Exercise description: Reproduce all of the material below line for line, keeping every character unchanged.

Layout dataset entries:
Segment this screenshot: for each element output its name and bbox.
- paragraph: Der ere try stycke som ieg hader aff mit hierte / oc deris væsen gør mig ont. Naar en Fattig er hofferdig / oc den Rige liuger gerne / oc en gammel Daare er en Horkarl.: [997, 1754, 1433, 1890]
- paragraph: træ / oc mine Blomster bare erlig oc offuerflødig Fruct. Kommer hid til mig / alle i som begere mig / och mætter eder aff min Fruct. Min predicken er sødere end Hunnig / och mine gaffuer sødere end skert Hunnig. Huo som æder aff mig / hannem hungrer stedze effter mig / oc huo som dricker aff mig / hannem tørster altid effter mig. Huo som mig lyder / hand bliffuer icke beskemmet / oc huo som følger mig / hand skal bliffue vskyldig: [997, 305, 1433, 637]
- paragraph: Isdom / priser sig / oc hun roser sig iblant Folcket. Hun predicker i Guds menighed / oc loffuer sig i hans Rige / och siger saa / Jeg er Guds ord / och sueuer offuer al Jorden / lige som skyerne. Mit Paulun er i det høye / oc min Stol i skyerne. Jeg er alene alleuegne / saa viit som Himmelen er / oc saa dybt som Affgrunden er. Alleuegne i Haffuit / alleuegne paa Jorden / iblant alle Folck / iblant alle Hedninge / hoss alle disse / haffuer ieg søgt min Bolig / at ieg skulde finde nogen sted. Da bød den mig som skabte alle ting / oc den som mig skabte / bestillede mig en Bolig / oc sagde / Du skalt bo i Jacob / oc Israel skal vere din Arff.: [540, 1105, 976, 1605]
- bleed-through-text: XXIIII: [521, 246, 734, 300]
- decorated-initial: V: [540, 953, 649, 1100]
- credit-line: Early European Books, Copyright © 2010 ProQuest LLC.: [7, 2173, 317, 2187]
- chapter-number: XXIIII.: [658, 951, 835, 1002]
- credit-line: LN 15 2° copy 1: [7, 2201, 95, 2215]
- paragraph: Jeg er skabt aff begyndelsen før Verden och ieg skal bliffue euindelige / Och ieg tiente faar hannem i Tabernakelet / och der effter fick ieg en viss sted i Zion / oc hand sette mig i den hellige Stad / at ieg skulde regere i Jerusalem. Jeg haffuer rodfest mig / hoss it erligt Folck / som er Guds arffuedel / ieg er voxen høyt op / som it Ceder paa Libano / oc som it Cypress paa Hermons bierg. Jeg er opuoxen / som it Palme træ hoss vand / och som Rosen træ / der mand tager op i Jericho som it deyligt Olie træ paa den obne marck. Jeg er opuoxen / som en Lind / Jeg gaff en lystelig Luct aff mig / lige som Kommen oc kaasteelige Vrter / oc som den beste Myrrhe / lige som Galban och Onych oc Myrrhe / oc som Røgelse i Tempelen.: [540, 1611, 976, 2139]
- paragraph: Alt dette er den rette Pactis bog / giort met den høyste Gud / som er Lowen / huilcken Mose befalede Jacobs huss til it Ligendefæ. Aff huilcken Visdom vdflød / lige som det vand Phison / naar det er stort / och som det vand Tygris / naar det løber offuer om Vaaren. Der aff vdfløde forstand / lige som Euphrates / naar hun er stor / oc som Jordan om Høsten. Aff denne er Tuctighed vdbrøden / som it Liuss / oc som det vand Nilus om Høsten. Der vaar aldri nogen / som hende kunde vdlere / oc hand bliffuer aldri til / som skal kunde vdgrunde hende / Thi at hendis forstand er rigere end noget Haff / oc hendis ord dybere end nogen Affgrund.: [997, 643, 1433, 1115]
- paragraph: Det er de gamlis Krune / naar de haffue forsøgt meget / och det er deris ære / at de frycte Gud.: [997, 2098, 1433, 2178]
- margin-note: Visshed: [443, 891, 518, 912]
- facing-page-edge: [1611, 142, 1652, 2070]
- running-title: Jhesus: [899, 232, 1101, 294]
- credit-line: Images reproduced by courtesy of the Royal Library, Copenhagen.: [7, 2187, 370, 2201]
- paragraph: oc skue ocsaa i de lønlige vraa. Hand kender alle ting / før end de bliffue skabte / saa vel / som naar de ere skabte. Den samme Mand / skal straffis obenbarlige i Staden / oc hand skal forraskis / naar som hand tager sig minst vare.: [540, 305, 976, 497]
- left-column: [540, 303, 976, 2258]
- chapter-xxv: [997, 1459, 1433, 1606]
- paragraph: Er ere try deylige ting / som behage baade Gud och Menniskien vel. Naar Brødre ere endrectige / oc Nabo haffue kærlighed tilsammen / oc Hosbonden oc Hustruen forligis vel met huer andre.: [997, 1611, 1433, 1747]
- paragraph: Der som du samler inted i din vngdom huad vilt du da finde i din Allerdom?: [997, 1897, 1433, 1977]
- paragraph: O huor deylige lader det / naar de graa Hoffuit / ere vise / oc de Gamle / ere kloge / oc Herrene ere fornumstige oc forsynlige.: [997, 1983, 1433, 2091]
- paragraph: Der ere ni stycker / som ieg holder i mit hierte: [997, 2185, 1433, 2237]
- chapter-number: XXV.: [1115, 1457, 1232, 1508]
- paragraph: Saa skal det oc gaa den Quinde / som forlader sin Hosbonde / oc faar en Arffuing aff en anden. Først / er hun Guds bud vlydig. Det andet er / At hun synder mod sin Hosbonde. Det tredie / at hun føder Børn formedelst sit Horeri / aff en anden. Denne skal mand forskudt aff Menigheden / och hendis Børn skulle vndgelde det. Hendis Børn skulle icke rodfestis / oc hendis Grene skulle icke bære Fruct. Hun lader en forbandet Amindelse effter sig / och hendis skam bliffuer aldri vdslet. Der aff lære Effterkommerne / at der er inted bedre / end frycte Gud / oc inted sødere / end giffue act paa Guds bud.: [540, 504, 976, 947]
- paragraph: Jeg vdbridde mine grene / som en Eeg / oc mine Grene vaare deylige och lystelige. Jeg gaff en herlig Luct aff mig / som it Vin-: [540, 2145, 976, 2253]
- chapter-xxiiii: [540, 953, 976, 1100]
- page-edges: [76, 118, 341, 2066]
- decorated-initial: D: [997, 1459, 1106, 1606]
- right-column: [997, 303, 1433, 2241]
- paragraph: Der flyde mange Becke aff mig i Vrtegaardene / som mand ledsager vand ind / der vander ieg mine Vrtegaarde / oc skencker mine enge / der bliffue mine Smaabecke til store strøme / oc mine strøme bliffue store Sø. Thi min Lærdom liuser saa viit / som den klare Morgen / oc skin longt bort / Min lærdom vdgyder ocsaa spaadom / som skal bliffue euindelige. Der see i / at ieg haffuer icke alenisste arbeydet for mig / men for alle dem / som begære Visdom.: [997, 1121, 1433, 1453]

Output of the task:
Segment this screenshot: for each element output its name and bbox.
- paragraph: Der ere try stycke som ieg hader aff mit hierte / oc deris væsen gør mig ont. Naar en Fattig er hofferdig / oc den Rige liuger gerne / oc en gammel Daare er en Horkarl.: [997, 1754, 1433, 1890]
- paragraph: træ / oc mine Blomster bare erlig oc offuerflødig Fruct. Kommer hid til mig / alle i som begere mig / och mætter eder aff min Fruct. Min predicken er sødere end Hunnig / och mine gaffuer sødere end skert Hunnig. Huo som æder aff mig / hannem hungrer stedze effter mig / oc huo som dricker aff mig / hannem tørster altid effter mig. Huo som mig lyder / hand bliffuer icke beskemmet / oc huo som følger mig / hand skal bliffue vskyldig: [997, 305, 1433, 637]
- paragraph: Isdom / priser sig / oc hun roser sig iblant Folcket. Hun predicker i Guds menighed / oc loffuer sig i hans Rige / och siger saa / Jeg er Guds ord / och sueuer offuer al Jorden / lige som skyerne. Mit Paulun er i det høye / oc min Stol i skyerne. Jeg er alene alleuegne / saa viit som Himmelen er / oc saa dybt som Affgrunden er. Alleuegne i Haffuit / alleuegne paa Jorden / iblant alle Folck / iblant alle Hedninge / hoss alle disse / haffuer ieg søgt min Bolig / at ieg skulde finde nogen sted. Da bød den mig som skabte alle ting / oc den som mig skabte / bestillede mig en Bolig / oc sagde / Du skalt bo i Jacob / oc Israel skal vere din Arff.: [540, 1105, 976, 1605]
- bleed-through-text: XXIIII: [521, 246, 734, 300]
- decorated-initial: V: [540, 953, 649, 1100]
- credit-line: Early European Books, Copyright © 2010 ProQuest LLC.: [7, 2173, 317, 2187]
- chapter-number: XXIIII.: [658, 951, 835, 1002]
- credit-line: LN 15 2° copy 1: [7, 2201, 95, 2215]
- paragraph: Jeg er skabt aff begyndelsen før Verden och ieg skal bliffue euindelige / Och ieg tiente faar hannem i Tabernakelet / och der effter fick ieg en viss sted i Zion / oc hand sette mig i den hellige Stad / at ieg skulde regere i Jerusalem. Jeg haffuer rodfest mig / hoss it erligt Folck / som er Guds arffuedel / ieg er voxen høyt op / som it Ceder paa Libano / oc som it Cypress paa Hermons bierg. Jeg er opuoxen / som it Palme træ hoss vand / och som Rosen træ / der mand tager op i Jericho som it deyligt Olie træ paa den obne marck. Jeg er opuoxen / som en Lind / Jeg gaff en lystelig Luct aff mig / lige som Kommen oc kaasteelige Vrter / oc som den beste Myrrhe / lige som Galban och Onych oc Myrrhe / oc som Røgelse i Tempelen.: [540, 1611, 976, 2139]
- paragraph: Alt dette er den rette Pactis bog / giort met den høyste Gud / som er Lowen / huilcken Mose befalede Jacobs huss til it Ligendefæ. Aff huilcken Visdom vdflød / lige som det vand Phison / naar det er stort / och som det vand Tygris / naar det løber offuer om Vaaren. Der aff vdfløde forstand / lige som Euphrates / naar hun er stor / oc som Jordan om Høsten. Aff denne er Tuctighed vdbrøden / som it Liuss / oc som det vand Nilus om Høsten. Der vaar aldri nogen / som hende kunde vdlere / oc hand bliffuer aldri til / som skal kunde vdgrunde hende / Thi at hendis forstand er rigere end noget Haff / oc hendis ord dybere end nogen Affgrund.: [997, 643, 1433, 1115]
- paragraph: Det er de gamlis Krune / naar de haffue forsøgt meget / och det er deris ære / at de frycte Gud.: [997, 2098, 1433, 2178]
- margin-note: Visshed: [443, 891, 518, 912]
- facing-page-edge: [1611, 142, 1652, 2070]
- running-title: Jhesus: [899, 232, 1101, 294]
- credit-line: Images reproduced by courtesy of the Royal Library, Copenhagen.: [7, 2187, 370, 2201]
- paragraph: oc skue ocsaa i de lønlige vraa. Hand kender alle ting / før end de bliffue skabte / saa vel / som naar de ere skabte. Den samme Mand / skal straffis obenbarlige i Staden / oc hand skal forraskis / naar som hand tager sig minst vare.: [540, 305, 976, 497]
- left-column: [540, 303, 976, 2258]
- chapter-xxv: [997, 1459, 1433, 1606]
- paragraph: Er ere try deylige ting / som behage baade Gud och Menniskien vel. Naar Brødre ere endrectige / oc Nabo haffue kærlighed tilsammen / oc Hosbonden oc Hustruen forligis vel met huer andre.: [997, 1611, 1433, 1747]
- paragraph: Der som du samler inted i din vngdom huad vilt du da finde i din Allerdom?: [997, 1897, 1433, 1977]
- paragraph: O huor deylige lader det / naar de graa Hoffuit / ere vise / oc de Gamle / ere kloge / oc Herrene ere fornumstige oc forsynlige.: [997, 1983, 1433, 2091]
- paragraph: Der ere ni stycker / som ieg holder i mit hierte: [997, 2185, 1433, 2237]
- chapter-number: XXV.: [1115, 1457, 1232, 1508]
- paragraph: Saa skal det oc gaa den Quinde / som forlader sin Hosbonde / oc faar en Arffuing aff en anden. Først / er hun Guds bud vlydig. Det andet er / At hun synder mod sin Hosbonde. Det tredie / at hun føder Børn formedelst sit Horeri / aff en anden. Denne skal mand forskudt aff Menigheden / och hendis Børn skulle vndgelde det. Hendis Børn skulle icke rodfestis / oc hendis Grene skulle icke bære Fruct. Hun lader en forbandet Amindelse effter sig / och hendis skam bliffuer aldri vdslet. Der aff lære Effterkommerne / at der er inted bedre / end frycte Gud / oc inted sødere / end giffue act paa Guds bud.: [540, 504, 976, 947]
- paragraph: Jeg vdbridde mine grene / som en Eeg / oc mine Grene vaare deylige och lystelige. Jeg gaff en herlig Luct aff mig / som it Vin-: [540, 2145, 976, 2253]
- chapter-xxiiii: [540, 953, 976, 1100]
- page-edges: [76, 118, 341, 2066]
- decorated-initial: D: [997, 1459, 1106, 1606]
- right-column: [997, 303, 1433, 2241]
- paragraph: Der flyde mange Becke aff mig i Vrtegaardene / som mand ledsager vand ind / der vander ieg mine Vrtegaarde / oc skencker mine enge / der bliffue mine Smaabecke til store strøme / oc mine strøme bliffue store Sø. Thi min Lærdom liuser saa viit / som den klare Morgen / oc skin longt bort / Min lærdom vdgyder ocsaa spaadom / som skal bliffue euindelige. Der see i / at ieg haffuer icke alenisste arbeydet for mig / men for alle dem / som begære Visdom.: [997, 1121, 1433, 1453]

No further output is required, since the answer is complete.